- [Set exercise]: Lines that include the word "text" are the ones to copy.

════

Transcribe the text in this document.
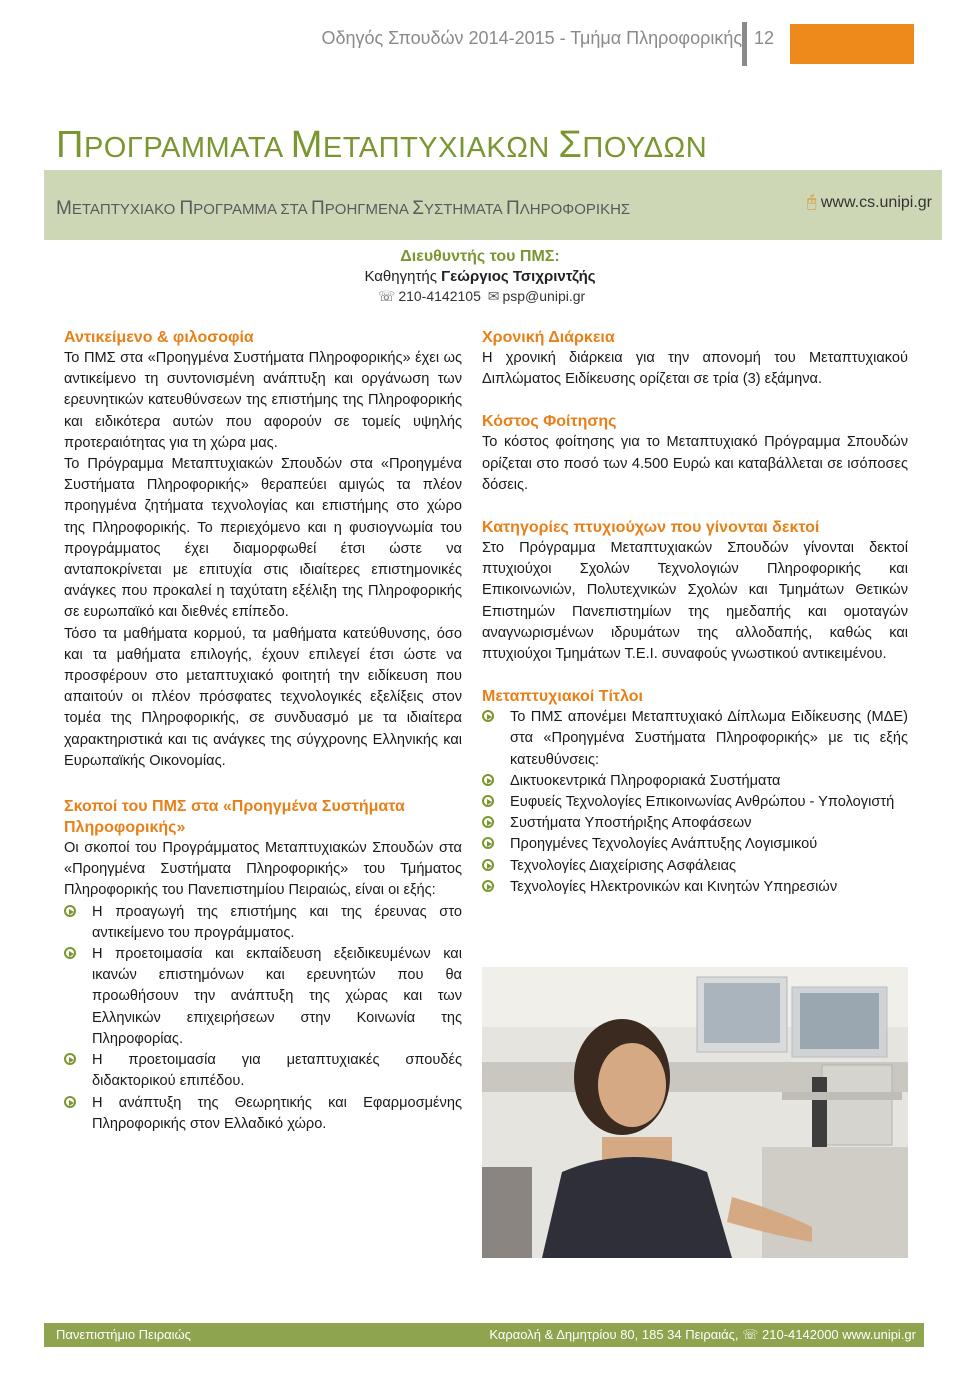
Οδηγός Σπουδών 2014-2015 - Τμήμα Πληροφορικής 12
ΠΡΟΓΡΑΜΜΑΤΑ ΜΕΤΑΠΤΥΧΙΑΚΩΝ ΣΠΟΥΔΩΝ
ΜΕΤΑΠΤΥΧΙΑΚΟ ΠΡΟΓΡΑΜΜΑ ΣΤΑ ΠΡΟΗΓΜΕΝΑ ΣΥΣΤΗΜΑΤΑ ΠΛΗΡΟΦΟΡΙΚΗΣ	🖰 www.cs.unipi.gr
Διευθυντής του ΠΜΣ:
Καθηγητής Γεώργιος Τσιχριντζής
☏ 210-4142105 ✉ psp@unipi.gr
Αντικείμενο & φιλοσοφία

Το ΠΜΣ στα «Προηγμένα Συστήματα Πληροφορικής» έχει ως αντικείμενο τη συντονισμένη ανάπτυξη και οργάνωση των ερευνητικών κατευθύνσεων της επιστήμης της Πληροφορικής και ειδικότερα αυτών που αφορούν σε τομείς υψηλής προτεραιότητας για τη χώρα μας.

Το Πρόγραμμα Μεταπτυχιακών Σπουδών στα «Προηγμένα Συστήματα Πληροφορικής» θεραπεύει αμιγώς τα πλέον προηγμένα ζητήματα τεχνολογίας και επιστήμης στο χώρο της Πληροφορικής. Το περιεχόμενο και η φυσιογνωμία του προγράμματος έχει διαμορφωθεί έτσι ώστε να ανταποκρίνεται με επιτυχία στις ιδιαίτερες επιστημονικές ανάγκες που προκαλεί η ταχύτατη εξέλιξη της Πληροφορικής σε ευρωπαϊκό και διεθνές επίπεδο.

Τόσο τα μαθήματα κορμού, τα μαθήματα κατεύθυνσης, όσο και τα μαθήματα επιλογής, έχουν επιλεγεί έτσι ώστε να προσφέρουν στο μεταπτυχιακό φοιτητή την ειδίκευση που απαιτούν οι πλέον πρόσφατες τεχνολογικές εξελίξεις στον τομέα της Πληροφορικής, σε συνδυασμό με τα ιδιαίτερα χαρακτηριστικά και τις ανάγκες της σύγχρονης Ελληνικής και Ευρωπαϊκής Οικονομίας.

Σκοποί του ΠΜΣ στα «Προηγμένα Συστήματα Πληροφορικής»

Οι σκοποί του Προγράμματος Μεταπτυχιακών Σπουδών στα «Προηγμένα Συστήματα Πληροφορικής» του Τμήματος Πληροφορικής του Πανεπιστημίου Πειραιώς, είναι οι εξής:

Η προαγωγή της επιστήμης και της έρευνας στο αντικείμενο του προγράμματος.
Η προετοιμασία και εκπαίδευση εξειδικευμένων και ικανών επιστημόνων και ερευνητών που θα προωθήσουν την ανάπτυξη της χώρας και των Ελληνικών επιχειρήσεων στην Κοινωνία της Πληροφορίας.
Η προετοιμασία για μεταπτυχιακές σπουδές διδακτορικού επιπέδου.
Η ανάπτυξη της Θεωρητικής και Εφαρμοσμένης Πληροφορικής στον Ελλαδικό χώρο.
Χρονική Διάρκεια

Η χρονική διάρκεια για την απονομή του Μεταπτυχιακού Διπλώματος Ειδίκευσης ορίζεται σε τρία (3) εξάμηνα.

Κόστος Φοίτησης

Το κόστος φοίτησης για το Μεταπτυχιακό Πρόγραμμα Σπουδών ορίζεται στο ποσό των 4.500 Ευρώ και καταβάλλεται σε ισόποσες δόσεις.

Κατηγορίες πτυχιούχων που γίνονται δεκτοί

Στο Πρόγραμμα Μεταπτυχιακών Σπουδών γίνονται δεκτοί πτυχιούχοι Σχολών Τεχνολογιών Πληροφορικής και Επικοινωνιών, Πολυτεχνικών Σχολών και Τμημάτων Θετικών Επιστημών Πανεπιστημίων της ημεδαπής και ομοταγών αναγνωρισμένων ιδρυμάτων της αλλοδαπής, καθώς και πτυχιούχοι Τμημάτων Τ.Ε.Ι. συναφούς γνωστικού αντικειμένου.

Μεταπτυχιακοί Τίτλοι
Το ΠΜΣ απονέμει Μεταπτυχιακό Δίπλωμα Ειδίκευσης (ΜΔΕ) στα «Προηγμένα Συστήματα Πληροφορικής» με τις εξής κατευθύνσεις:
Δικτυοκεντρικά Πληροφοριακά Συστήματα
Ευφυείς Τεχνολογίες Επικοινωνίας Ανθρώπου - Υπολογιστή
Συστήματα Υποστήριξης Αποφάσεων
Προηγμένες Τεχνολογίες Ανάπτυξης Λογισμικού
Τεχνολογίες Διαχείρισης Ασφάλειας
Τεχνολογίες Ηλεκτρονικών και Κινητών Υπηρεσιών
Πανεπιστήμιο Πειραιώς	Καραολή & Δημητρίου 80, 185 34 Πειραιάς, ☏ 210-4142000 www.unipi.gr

════

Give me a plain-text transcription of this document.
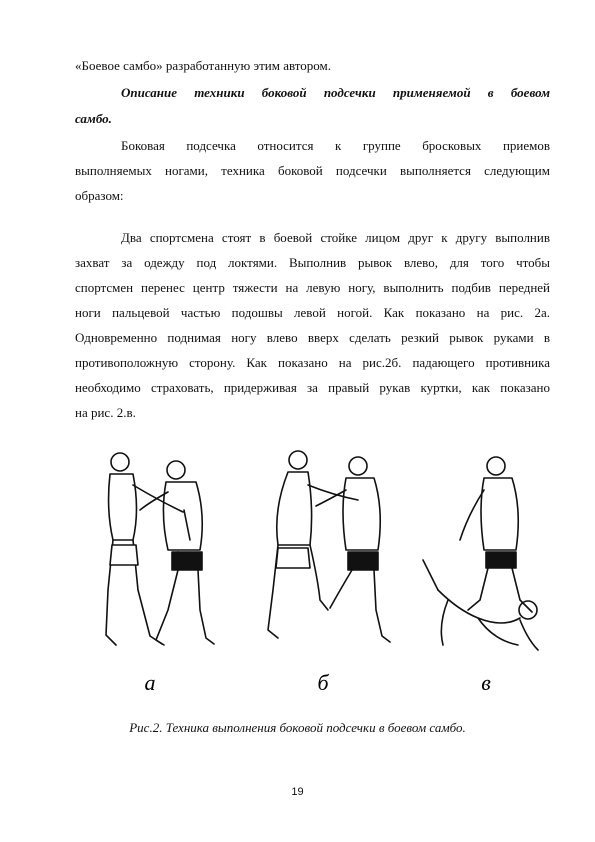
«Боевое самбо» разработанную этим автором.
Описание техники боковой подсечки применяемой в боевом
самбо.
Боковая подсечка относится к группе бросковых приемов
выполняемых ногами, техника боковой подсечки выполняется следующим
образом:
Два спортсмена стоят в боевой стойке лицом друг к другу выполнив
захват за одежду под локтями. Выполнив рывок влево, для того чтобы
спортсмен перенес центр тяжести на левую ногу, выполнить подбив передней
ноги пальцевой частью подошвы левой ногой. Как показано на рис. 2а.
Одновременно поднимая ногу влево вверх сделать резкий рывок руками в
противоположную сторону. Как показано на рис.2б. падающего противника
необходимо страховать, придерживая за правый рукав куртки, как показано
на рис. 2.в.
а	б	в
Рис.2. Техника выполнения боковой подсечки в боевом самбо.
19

════

- [Right answer]:
Transcribe the text in this document.
Give me a plain-text transcription of this document.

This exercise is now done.